Begin at the line containing "Extract the structured" and copy exactly through the last line of the listing, skipping every picture.
************
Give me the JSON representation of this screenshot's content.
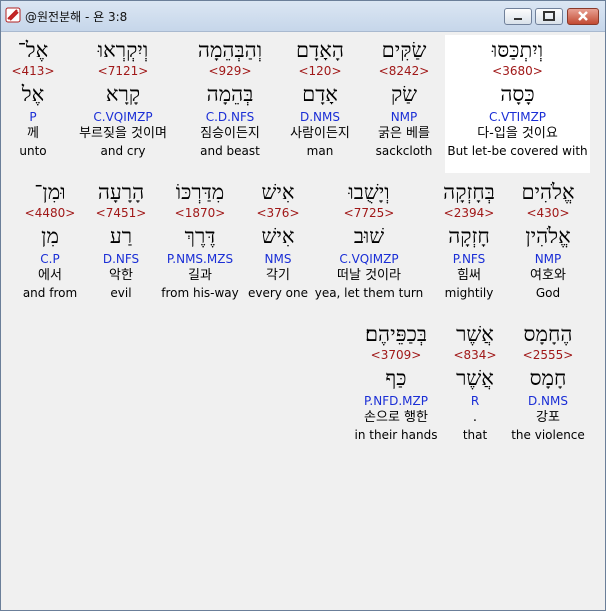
{
  "window": {
    "title": "@원전분해 - 욘 3:8",
    "buttons": {
      "minimize": "minimize",
      "maximize": "maximize",
      "close": "close"
    }
  },
  "rows": [
    [
      {
        "heb": "וְיִתְכַּסּוּ",
        "num": "<3680>",
        "lex": "כָּסָה",
        "morph": "C.VTIMZP",
        "kor": "다-입을 것이요",
        "eng": "But let-be covered with",
        "highlight": true
      },
      {
        "heb": "שַׂקִּים",
        "num": "<8242>",
        "lex": "שַׂק",
        "morph": "NMP",
        "kor": "굵은 베를",
        "eng": "sackcloth"
      },
      {
        "heb": "הָאָדָם",
        "num": "<120>",
        "lex": "אָדָם",
        "morph": "D.NMS",
        "kor": "사람이든지",
        "eng": "man"
      },
      {
        "heb": "וְהַבְּהֵמָה",
        "num": "<929>",
        "lex": "בְּהֵמָה",
        "morph": "C.D.NFS",
        "kor": "짐승이든지",
        "eng": "and beast"
      },
      {
        "heb": "וְיִקְרְאוּ",
        "num": "<7121>",
        "lex": "קָרָא",
        "morph": "C.VQIMZP",
        "kor": "부르짖을 것이며",
        "eng": "and cry"
      },
      {
        "heb": "אֶל־",
        "num": "<413>",
        "lex": "אֶל",
        "morph": "P",
        "kor": "께",
        "eng": "unto"
      }
    ],
    [
      {
        "heb": "אֱלֹהִים",
        "num": "<430>",
        "lex": "אֱלֹהִין",
        "morph": "NMP",
        "kor": "여호와",
        "eng": "God"
      },
      {
        "heb": "בְּחָזְקָה",
        "num": "<2394>",
        "lex": "חָזְקָה",
        "morph": "P.NFS",
        "kor": "힘써",
        "eng": "mightily"
      },
      {
        "heb": "וְיָשֻׁבוּ",
        "num": "<7725>",
        "lex": "שׁוּב",
        "morph": "C.VQIMZP",
        "kor": "떠날 것이라",
        "eng": "yea, let them turn"
      },
      {
        "heb": "אִישׁ",
        "num": "<376>",
        "lex": "אִישׁ",
        "morph": "NMS",
        "kor": "각기",
        "eng": "every one"
      },
      {
        "heb": "מִדַּרְכּוֹ",
        "num": "<1870>",
        "lex": "דֶּרֶךְ",
        "morph": "P.NMS.MZS",
        "kor": "길과",
        "eng": "from his-way"
      },
      {
        "heb": "הָרָעָה",
        "num": "<7451>",
        "lex": "רַע",
        "morph": "D.NFS",
        "kor": "악한",
        "eng": "evil"
      },
      {
        "heb": "וּמִן־",
        "num": "<4480>",
        "lex": "מִן",
        "morph": "C.P",
        "kor": "에서",
        "eng": "and from"
      }
    ],
    [
      {
        "heb": "הֶחָמָס",
        "num": "<2555>",
        "lex": "חָמָס",
        "morph": "D.NMS",
        "kor": "강포",
        "eng": "the violence"
      },
      {
        "heb": "אֲשֶׁר",
        "num": "<834>",
        "lex": "אֲשֶׁר",
        "morph": "R",
        "kor": ".",
        "eng": "that"
      },
      {
        "heb": "בְּכַפֵּיהֶם׃",
        "num": "<3709>",
        "lex": "כַּף",
        "morph": "P.NFD.MZP",
        "kor": "손으로 행한",
        "eng": "in their hands"
      }
    ]
  ],
  "colors": {
    "number": "#a01818",
    "morph": "#1a2ed6",
    "highlight": "#ffffff"
  }
}
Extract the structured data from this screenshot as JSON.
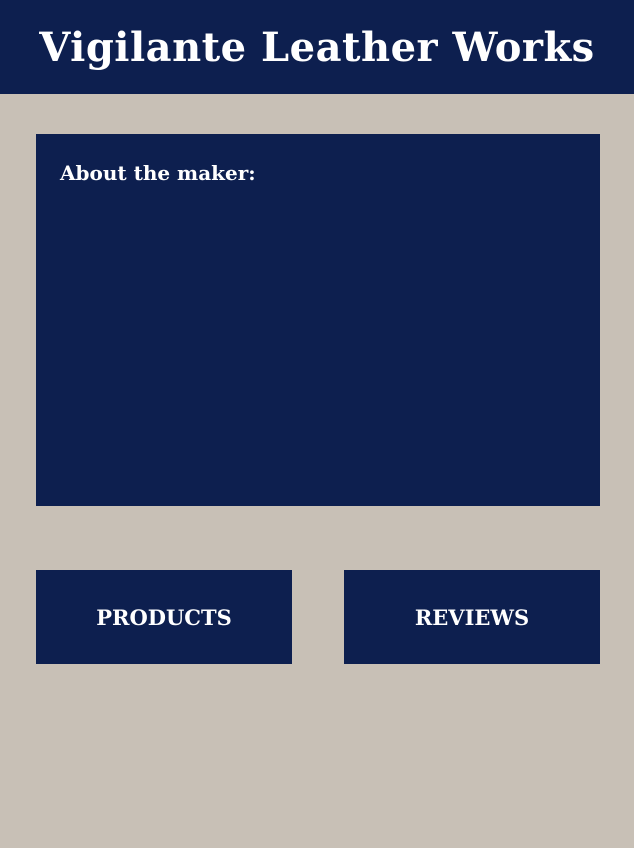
{
  "header": {
    "title": "Vigilante Leather Works"
  },
  "about": {
    "heading": "About the maker:"
  },
  "nav": {
    "products_label": "PRODUCTS",
    "reviews_label": "REVIEWS"
  },
  "colors": {
    "background": "#c8c0b6",
    "navy": "#0d1f4f",
    "text": "#ffffff"
  }
}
************
## EXPECTED ANSWER
Extract the structured data from this screenshot as JSON.
{
  "header": {
    "title": "Vigilante Leather Works"
  },
  "about": {
    "heading": "About the maker:"
  },
  "nav": {
    "products_label": "PRODUCTS",
    "reviews_label": "REVIEWS"
  },
  "colors": {
    "background": "#c8c0b6",
    "navy": "#0d1f4f",
    "text": "#ffffff"
  }
}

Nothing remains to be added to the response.